Stored data:
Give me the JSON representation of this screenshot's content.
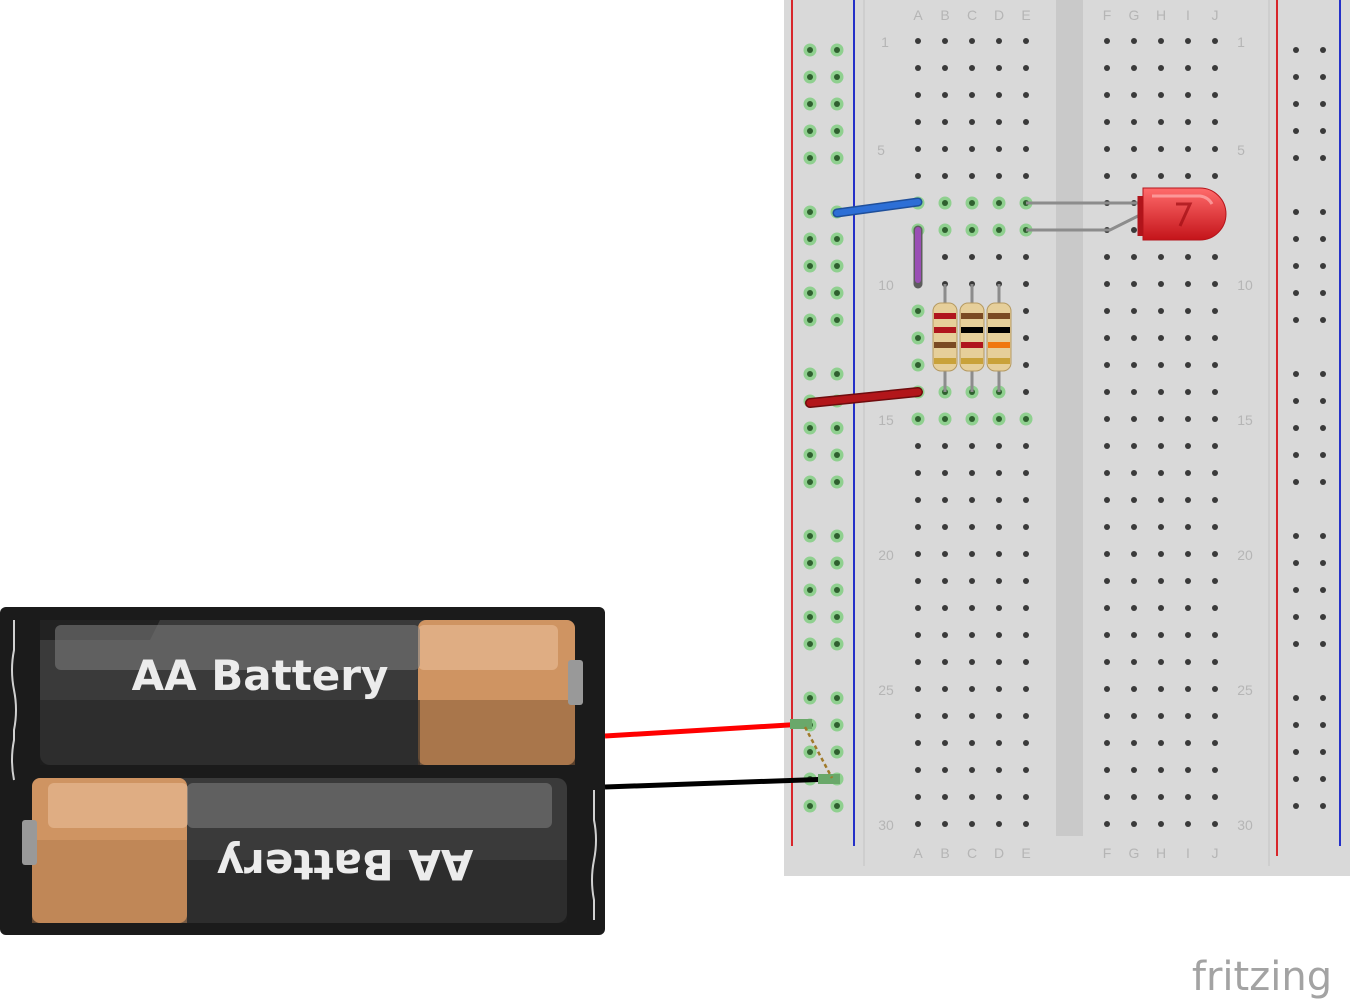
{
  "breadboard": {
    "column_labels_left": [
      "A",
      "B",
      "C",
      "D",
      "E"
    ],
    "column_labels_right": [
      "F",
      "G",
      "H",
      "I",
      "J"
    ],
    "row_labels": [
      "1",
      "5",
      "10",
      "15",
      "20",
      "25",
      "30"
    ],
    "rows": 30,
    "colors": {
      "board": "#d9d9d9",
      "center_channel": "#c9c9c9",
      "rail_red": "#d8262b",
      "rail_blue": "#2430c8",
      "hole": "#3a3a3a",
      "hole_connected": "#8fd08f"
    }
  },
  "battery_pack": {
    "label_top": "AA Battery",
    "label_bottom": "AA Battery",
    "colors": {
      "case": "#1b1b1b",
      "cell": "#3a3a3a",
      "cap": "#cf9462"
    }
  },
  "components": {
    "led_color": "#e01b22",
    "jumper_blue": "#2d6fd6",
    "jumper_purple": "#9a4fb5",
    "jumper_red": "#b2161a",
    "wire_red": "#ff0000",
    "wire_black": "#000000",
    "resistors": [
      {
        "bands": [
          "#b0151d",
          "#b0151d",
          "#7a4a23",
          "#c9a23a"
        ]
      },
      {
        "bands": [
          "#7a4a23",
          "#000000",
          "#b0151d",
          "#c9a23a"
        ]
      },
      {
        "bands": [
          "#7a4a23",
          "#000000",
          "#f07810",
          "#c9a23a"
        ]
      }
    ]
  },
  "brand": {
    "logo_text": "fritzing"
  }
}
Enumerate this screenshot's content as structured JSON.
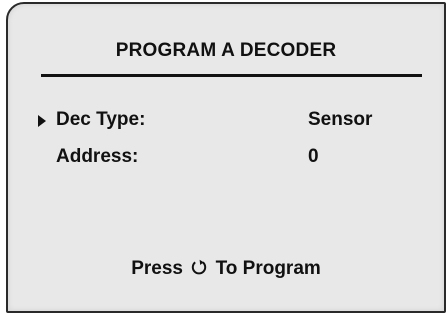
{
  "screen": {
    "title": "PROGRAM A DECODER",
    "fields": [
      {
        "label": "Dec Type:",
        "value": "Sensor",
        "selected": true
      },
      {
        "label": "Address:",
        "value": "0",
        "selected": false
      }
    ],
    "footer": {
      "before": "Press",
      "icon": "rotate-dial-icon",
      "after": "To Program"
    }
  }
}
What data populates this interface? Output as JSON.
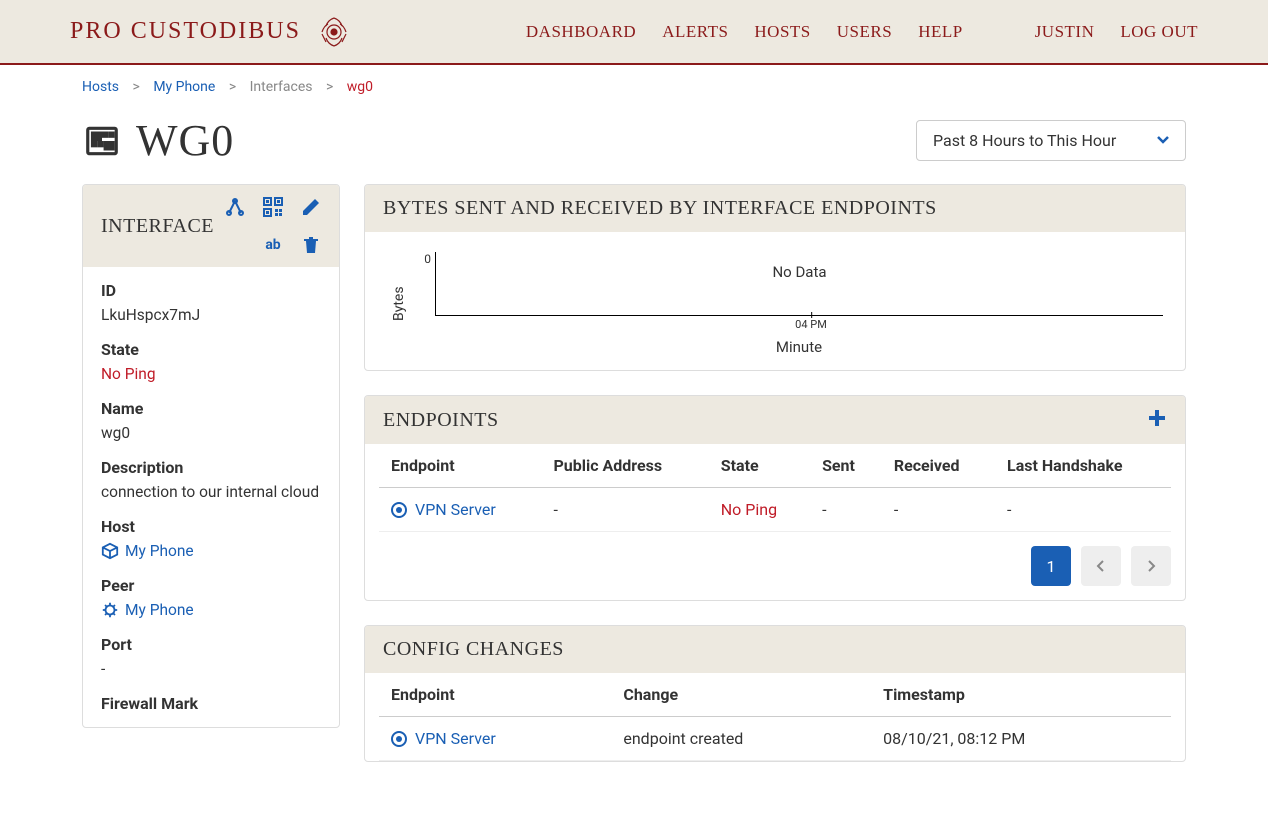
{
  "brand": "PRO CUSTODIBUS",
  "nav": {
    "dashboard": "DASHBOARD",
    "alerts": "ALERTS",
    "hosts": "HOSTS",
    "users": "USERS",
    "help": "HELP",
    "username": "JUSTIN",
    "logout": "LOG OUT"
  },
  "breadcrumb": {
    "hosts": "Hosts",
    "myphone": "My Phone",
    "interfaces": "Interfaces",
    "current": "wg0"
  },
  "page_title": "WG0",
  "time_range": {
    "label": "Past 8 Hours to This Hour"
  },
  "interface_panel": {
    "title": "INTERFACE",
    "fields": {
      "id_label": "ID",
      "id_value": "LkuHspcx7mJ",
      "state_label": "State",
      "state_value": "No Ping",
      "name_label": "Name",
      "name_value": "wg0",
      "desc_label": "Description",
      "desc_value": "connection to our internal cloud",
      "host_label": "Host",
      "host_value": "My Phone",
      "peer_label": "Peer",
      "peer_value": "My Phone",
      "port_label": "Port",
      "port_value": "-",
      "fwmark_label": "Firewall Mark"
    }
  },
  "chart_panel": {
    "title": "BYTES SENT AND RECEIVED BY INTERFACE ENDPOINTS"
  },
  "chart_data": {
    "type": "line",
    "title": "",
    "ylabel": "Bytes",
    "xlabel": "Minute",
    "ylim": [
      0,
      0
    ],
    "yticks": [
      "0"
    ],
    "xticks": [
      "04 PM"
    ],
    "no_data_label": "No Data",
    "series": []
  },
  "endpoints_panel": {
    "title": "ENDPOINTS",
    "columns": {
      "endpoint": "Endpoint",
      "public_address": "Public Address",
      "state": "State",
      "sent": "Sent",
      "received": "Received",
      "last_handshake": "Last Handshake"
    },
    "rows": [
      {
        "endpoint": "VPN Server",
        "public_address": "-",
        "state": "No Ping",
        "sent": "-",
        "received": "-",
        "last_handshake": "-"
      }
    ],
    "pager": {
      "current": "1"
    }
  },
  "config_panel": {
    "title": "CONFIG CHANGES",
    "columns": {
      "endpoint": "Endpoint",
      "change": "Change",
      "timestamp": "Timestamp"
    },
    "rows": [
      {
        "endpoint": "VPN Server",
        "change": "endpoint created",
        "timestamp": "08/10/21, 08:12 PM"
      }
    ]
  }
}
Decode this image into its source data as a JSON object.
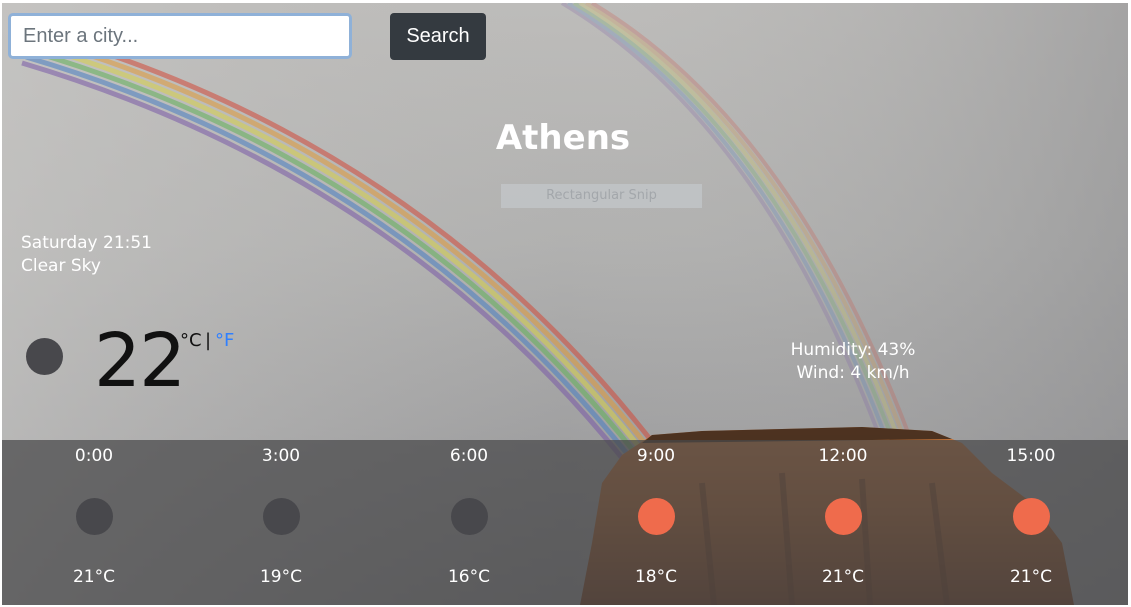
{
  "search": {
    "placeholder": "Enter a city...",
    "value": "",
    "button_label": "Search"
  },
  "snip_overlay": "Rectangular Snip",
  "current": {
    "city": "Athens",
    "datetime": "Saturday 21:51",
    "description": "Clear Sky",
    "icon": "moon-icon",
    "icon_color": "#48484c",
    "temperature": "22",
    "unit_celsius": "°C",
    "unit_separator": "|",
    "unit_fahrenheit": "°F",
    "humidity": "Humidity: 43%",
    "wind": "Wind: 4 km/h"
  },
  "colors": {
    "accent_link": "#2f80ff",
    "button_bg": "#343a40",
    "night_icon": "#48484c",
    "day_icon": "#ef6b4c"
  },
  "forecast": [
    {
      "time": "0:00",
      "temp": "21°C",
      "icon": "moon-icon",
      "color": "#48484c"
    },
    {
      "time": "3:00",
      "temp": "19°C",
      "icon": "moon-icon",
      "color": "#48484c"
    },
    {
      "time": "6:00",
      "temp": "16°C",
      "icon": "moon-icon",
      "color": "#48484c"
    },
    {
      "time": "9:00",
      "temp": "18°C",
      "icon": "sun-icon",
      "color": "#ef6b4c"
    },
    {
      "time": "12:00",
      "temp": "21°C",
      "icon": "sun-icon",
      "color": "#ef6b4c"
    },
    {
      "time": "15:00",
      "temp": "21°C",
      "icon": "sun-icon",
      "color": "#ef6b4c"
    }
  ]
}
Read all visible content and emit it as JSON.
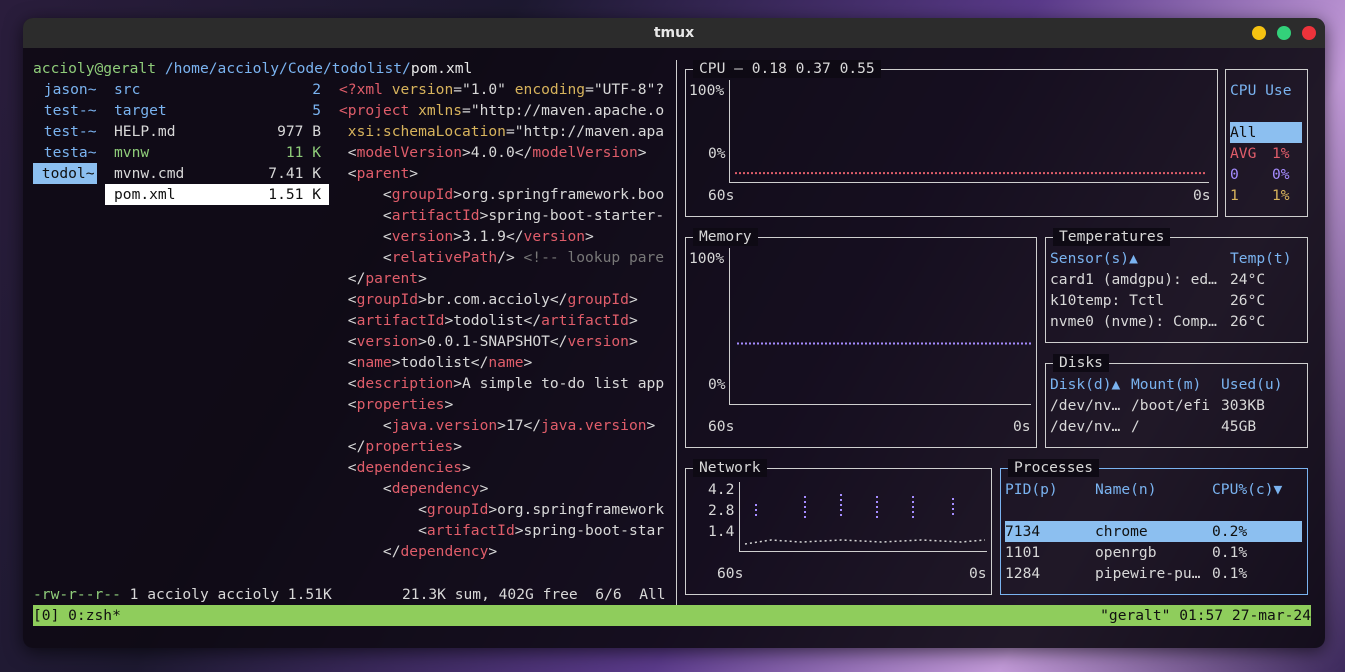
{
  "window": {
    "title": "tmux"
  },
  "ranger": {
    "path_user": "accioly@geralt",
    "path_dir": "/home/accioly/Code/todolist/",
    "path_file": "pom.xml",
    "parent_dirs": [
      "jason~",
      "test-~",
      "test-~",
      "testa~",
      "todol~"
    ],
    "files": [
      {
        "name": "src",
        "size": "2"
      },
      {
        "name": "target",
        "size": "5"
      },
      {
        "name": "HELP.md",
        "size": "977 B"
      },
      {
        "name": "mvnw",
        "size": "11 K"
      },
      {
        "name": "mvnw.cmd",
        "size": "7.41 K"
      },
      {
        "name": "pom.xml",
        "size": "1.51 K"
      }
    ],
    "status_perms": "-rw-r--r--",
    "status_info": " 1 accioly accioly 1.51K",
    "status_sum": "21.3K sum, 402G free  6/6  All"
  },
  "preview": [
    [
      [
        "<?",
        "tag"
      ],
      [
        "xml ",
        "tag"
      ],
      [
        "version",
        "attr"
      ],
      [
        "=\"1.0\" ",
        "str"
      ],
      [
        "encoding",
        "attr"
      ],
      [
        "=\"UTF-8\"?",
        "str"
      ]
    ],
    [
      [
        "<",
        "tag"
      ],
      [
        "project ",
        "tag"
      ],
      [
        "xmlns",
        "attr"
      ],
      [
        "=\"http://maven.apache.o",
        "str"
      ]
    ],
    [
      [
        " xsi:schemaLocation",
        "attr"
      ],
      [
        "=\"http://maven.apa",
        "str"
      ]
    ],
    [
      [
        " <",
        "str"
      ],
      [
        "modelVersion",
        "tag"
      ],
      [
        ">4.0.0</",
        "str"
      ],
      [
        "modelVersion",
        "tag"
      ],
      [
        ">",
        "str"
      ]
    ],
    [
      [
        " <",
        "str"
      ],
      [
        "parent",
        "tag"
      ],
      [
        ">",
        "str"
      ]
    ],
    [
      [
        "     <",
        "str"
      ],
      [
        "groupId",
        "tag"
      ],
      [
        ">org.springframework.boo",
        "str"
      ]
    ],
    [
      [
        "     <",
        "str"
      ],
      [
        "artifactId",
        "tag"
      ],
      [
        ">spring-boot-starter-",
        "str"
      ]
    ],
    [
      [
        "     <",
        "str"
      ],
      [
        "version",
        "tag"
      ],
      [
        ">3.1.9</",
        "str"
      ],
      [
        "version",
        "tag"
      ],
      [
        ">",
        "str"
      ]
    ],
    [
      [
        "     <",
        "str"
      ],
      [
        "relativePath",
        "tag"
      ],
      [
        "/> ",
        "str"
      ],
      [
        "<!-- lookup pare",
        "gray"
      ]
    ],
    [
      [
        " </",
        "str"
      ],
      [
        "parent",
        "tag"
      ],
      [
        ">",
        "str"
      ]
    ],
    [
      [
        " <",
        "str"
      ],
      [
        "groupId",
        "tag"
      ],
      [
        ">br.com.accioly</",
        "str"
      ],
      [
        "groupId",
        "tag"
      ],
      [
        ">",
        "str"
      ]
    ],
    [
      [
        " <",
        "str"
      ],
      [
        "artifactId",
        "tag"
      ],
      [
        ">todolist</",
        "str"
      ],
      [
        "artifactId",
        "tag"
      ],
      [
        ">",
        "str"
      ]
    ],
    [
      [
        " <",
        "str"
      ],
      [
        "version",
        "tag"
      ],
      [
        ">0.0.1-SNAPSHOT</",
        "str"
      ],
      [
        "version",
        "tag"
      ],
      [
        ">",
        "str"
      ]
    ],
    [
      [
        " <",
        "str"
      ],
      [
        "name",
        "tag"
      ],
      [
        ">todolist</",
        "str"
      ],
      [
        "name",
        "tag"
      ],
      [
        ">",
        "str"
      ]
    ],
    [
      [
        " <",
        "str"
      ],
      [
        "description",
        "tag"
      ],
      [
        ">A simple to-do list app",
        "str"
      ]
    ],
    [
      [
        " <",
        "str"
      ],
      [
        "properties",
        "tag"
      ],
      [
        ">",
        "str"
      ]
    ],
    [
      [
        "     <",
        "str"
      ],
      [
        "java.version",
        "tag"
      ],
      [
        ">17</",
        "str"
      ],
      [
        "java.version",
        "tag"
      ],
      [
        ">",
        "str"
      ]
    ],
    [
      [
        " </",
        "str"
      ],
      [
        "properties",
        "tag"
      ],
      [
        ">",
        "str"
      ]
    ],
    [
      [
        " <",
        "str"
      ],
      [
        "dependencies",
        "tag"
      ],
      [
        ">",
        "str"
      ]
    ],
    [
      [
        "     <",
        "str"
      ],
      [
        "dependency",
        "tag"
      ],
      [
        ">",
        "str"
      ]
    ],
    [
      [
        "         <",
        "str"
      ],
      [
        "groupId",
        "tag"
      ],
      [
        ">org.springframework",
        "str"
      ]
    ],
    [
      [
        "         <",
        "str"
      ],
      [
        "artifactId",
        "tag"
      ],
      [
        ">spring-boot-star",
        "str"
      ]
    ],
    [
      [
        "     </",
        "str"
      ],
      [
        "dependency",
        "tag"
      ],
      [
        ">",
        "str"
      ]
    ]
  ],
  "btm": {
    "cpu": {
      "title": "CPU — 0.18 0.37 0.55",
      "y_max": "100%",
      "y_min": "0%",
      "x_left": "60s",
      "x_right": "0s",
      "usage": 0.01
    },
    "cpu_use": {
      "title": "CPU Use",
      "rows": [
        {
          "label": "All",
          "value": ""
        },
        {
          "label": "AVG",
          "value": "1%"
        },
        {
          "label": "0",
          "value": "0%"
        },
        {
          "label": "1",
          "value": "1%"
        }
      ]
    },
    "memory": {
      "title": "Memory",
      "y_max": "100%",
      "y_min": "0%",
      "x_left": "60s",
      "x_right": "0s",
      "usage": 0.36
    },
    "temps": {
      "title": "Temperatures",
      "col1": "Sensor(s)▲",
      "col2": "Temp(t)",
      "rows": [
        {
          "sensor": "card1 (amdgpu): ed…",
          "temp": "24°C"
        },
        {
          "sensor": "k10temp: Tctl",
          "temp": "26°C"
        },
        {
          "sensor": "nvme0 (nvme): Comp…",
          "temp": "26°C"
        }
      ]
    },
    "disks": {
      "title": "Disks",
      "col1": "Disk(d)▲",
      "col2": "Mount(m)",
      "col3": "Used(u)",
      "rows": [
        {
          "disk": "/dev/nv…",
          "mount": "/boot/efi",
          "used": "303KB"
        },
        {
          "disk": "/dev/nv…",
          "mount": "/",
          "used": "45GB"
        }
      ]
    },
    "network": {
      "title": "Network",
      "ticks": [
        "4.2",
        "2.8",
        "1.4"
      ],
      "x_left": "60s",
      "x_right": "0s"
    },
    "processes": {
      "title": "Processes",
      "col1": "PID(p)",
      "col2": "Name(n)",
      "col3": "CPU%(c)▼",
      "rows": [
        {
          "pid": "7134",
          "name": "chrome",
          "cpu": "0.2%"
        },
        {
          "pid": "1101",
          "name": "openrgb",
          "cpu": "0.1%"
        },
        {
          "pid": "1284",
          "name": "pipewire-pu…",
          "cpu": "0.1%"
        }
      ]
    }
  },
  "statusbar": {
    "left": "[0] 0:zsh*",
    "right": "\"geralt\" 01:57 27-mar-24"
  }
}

Goal:
Copy each line from the records above that includes the string "size".

Task answer:
        "size": "2"
        "size": "5"
        "size": "977 B"
        "size": "11 K"
        "size": "7.41 K"
        "size": "1.51 K"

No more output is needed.